TEXT BLOCK: Begin

Ontology Learning using public Large Language Models under set conditions, identifying metrics for measuring success
Summary
Capturing natural language text in an ontology which accurately reflects the domain semantics is a labor intensive task. It requires both knowledge regarding ontology modeling theory and the domain to be modeled. Large Language Models (LLM) can aid in reducing the amount of manual labor required. We test the performance of five LLM which receive no training specific to the task or domain. Five different approaches to prompting LLM are applied. Additionally, a subset of prompts instruct usage of a specific Ontology Learning (OL) framework. One novel approach to prompting is applied where the LLM is provided a description of the task and instructed to design its own prompt. Precision, Recall and F-score are used to quantify the quality of ontologies produced. Results indicate that such general purpose language models can produce semantically and syntactically accurate ontologies. However, performance drops significantly when the domain to be modeled increases in obscurity of content and semantic complexity. This is shown by moving from a baseline experiment about African wildlife to a text concerning regulations in the Dutch Pension Domain (DPD). Instructing the use of a specific method in executing the task is shown to result in ontologies of improved quality whereas ambiguous prompting shows reduced results. Overall, untrained LLM can model ontologies from
unstructured data but are not suited to automated and unsupervised annotation as the results contain too many errors.

TEXT BLOCK: End
SUPPLIED DATA: Begin

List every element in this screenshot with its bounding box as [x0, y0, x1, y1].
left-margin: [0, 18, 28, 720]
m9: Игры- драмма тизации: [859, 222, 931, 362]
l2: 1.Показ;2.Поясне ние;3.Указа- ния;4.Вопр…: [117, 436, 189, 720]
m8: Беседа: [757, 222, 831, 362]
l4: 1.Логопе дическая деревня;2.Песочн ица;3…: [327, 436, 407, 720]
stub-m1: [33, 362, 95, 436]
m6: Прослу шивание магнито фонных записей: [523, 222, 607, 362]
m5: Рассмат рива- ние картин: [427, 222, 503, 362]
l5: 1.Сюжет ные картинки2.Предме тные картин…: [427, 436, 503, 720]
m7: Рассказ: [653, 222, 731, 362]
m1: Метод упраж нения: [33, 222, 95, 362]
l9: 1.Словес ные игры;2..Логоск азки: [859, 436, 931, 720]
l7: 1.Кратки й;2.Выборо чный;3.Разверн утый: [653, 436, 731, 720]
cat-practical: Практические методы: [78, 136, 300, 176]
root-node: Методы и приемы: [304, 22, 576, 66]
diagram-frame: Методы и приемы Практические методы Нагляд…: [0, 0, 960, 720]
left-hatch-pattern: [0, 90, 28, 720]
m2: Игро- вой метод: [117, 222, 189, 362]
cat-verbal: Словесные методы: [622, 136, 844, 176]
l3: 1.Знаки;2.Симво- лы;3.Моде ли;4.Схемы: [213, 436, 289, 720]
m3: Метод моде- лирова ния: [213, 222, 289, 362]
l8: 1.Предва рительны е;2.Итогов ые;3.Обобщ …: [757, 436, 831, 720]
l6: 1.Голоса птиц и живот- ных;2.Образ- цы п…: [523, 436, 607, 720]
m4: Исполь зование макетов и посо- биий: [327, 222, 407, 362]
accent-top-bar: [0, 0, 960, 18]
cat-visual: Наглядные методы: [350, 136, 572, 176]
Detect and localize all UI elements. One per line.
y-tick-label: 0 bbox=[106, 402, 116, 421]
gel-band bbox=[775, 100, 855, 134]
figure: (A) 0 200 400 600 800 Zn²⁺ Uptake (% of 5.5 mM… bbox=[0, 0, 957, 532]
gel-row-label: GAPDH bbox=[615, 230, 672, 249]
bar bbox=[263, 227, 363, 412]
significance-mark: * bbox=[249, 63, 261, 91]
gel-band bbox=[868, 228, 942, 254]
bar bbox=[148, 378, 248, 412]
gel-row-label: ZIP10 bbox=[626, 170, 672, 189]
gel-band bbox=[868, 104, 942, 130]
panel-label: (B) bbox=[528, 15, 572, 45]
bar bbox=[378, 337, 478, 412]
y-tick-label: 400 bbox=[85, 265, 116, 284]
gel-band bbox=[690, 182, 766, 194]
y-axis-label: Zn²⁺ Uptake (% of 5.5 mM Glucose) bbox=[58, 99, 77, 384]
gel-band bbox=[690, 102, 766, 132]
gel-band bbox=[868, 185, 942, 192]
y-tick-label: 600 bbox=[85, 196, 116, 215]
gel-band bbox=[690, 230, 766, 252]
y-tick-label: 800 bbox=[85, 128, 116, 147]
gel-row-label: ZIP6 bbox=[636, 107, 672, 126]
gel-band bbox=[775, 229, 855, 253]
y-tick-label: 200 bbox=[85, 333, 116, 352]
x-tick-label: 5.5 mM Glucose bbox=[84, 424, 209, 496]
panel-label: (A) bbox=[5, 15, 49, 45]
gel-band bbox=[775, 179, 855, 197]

SUPPLIED DATA: End

→ **ACTIVITY**
In the summary on ontology learning, why are untrained LLM judged unsuitable for automated and unsupervised annotation? Answer in one to three sentences.

→ **SOLUTION TO THIS TASK**
Their results contain too many errors. Untrained LLM can model ontologies from unstructured data, but the output is not accurate enough to be used without supervision.